# Task to complete:
Using the listing below, select the lines with the word "brutto" and copy them.

# Records contained in a dataset:
--- Begin ---

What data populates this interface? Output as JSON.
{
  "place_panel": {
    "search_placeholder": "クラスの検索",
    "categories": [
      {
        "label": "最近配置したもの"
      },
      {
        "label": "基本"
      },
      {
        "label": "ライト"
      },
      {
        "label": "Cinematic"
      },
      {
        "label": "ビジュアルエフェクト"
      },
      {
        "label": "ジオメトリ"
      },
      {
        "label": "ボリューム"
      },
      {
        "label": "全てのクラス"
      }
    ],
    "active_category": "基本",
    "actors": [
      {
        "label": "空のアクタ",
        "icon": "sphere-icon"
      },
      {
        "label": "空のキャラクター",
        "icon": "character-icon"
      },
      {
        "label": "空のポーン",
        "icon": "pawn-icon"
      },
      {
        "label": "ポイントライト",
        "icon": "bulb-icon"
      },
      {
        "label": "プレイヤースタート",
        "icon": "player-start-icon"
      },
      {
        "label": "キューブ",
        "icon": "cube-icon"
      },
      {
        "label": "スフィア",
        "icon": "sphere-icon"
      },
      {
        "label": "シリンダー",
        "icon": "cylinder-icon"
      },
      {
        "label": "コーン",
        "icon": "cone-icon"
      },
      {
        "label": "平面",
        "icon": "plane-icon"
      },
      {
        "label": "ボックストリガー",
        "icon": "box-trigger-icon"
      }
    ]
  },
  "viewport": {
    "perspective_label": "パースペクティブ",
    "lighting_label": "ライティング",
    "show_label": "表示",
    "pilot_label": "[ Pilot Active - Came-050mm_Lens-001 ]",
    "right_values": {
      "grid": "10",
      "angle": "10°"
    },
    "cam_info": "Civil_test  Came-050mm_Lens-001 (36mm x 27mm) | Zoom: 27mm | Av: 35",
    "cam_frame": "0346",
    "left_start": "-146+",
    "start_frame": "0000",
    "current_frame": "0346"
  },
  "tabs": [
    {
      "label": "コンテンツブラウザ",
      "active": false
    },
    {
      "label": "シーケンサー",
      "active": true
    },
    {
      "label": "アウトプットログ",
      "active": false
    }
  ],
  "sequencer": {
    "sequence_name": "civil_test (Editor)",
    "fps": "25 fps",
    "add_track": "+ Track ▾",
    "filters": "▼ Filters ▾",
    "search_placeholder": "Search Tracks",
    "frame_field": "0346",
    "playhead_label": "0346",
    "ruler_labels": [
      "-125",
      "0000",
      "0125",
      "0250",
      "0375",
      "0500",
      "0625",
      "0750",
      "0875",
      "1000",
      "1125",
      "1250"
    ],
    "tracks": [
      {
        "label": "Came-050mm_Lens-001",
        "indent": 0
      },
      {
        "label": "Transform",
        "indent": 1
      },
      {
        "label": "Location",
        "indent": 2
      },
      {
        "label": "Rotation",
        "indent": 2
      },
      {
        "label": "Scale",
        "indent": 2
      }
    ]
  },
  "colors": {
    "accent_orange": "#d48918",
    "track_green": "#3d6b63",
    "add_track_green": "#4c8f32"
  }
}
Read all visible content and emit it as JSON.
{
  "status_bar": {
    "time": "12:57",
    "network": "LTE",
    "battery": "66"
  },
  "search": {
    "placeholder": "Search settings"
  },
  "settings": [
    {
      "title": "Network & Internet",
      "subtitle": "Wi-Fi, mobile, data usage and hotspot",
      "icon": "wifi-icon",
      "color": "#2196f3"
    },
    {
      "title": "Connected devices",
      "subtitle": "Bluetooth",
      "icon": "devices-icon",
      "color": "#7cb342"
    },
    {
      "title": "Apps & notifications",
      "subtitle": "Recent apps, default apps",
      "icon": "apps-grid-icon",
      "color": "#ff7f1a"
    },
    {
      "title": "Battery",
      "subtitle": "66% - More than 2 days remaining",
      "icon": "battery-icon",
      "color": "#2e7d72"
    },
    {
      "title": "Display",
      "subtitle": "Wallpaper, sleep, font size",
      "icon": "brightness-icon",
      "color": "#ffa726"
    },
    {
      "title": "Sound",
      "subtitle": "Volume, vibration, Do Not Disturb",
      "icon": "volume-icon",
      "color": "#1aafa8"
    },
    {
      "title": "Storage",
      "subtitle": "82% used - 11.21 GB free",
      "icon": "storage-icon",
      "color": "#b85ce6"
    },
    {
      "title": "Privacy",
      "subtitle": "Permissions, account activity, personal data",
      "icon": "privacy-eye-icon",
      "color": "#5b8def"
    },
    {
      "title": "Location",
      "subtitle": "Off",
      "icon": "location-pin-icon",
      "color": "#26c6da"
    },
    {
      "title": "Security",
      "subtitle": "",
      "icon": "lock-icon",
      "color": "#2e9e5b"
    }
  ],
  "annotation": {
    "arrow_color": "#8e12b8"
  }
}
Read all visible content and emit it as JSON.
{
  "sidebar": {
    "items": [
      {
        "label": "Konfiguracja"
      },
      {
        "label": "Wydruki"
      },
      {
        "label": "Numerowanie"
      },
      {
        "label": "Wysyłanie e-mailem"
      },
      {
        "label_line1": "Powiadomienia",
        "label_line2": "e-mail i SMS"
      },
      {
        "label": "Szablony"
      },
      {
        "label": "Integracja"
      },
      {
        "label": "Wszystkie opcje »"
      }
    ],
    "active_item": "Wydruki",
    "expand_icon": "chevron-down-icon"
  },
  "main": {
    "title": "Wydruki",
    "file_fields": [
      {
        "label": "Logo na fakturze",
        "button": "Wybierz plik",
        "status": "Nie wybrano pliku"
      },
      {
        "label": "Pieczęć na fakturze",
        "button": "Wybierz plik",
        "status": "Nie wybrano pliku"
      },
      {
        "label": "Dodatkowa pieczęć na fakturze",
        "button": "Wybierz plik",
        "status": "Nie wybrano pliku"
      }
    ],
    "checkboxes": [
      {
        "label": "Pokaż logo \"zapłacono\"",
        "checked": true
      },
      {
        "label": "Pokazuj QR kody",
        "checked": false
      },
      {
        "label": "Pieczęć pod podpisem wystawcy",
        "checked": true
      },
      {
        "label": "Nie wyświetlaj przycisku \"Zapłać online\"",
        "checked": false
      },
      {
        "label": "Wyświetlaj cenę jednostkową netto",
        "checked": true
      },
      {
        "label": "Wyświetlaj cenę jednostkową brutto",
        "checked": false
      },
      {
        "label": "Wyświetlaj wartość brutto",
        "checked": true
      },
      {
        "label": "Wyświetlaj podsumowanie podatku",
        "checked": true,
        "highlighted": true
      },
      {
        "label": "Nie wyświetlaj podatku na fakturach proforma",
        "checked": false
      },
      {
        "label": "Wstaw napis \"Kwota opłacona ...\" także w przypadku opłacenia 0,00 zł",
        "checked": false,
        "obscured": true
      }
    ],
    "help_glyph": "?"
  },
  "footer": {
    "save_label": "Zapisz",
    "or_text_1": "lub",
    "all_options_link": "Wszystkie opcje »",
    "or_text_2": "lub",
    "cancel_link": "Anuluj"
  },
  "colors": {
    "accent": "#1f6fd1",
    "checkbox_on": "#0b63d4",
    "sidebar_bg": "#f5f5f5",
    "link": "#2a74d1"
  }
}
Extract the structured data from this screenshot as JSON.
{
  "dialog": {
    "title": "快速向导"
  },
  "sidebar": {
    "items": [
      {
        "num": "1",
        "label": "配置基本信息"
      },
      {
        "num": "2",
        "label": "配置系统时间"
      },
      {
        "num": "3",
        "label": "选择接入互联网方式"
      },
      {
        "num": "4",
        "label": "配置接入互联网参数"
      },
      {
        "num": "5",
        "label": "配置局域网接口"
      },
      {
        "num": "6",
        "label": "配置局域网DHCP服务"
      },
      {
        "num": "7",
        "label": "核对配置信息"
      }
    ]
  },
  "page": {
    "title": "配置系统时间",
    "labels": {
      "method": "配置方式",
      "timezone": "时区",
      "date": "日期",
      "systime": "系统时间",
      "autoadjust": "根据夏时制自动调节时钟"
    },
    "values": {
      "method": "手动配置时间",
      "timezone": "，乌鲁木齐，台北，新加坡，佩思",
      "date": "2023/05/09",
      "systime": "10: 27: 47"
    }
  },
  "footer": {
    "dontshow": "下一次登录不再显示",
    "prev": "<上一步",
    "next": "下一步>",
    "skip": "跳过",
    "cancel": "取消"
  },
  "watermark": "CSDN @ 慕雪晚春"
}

--- End ---

# Task output:
        "label": "Wyświetlaj cenę jednostkową brutto",
        "label": "Wyświetlaj wartość brutto",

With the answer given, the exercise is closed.